(Data listing)
+ + + + +

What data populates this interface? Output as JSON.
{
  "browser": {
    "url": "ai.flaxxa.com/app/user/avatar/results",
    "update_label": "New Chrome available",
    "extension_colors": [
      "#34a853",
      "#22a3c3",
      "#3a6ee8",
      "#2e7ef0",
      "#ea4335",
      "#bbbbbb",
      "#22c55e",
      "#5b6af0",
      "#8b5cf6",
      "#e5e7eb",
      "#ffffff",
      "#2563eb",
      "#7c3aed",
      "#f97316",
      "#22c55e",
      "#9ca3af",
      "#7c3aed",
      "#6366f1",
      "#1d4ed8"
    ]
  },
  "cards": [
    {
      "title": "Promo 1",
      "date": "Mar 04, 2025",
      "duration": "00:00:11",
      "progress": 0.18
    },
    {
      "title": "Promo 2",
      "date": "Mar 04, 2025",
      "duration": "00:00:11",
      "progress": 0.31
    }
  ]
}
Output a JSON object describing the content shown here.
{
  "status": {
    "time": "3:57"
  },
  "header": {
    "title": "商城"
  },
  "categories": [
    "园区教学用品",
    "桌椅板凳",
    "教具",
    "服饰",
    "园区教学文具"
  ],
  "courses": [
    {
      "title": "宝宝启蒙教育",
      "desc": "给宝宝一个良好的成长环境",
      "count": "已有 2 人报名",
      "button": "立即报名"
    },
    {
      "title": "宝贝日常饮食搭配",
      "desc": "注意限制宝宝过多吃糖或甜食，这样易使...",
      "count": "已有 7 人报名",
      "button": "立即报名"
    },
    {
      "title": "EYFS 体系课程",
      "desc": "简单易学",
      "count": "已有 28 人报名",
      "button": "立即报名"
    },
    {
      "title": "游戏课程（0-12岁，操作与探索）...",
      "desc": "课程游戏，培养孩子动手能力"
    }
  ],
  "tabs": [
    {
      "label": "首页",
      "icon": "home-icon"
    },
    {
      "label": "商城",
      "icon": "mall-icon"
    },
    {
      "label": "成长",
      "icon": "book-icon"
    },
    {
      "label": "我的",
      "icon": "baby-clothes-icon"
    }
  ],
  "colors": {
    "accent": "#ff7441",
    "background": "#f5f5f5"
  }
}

+ + + + +

Exercise brief - All the data must be duplicated exactly, with nothing added or removed.

Response below -
What data populates this interface? Output as JSON.
{
  "browser": {
    "url": "ai.flaxxa.com/app/user/avatar/results",
    "update_label": "New Chrome available",
    "extension_colors": [
      "#34a853",
      "#22a3c3",
      "#3a6ee8",
      "#2e7ef0",
      "#ea4335",
      "#bbbbbb",
      "#22c55e",
      "#5b6af0",
      "#8b5cf6",
      "#e5e7eb",
      "#ffffff",
      "#2563eb",
      "#7c3aed",
      "#f97316",
      "#22c55e",
      "#9ca3af",
      "#7c3aed",
      "#6366f1",
      "#1d4ed8"
    ]
  },
  "cards": [
    {
      "title": "Promo 1",
      "date": "Mar 04, 2025",
      "duration": "00:00:11",
      "progress": 0.18
    },
    {
      "title": "Promo 2",
      "date": "Mar 04, 2025",
      "duration": "00:00:11",
      "progress": 0.31
    }
  ]
}
Output a JSON object describing the content shown here.
{
  "status": {
    "time": "3:57"
  },
  "header": {
    "title": "商城"
  },
  "categories": [
    "园区教学用品",
    "桌椅板凳",
    "教具",
    "服饰",
    "园区教学文具"
  ],
  "courses": [
    {
      "title": "宝宝启蒙教育",
      "desc": "给宝宝一个良好的成长环境",
      "count": "已有 2 人报名",
      "button": "立即报名"
    },
    {
      "title": "宝贝日常饮食搭配",
      "desc": "注意限制宝宝过多吃糖或甜食，这样易使...",
      "count": "已有 7 人报名",
      "button": "立即报名"
    },
    {
      "title": "EYFS 体系课程",
      "desc": "简单易学",
      "count": "已有 28 人报名",
      "button": "立即报名"
    },
    {
      "title": "游戏课程（0-12岁，操作与探索）...",
      "desc": "课程游戏，培养孩子动手能力"
    }
  ],
  "tabs": [
    {
      "label": "首页",
      "icon": "home-icon"
    },
    {
      "label": "商城",
      "icon": "mall-icon"
    },
    {
      "label": "成长",
      "icon": "book-icon"
    },
    {
      "label": "我的",
      "icon": "baby-clothes-icon"
    }
  ],
  "colors": {
    "accent": "#ff7441",
    "background": "#f5f5f5"
  }
}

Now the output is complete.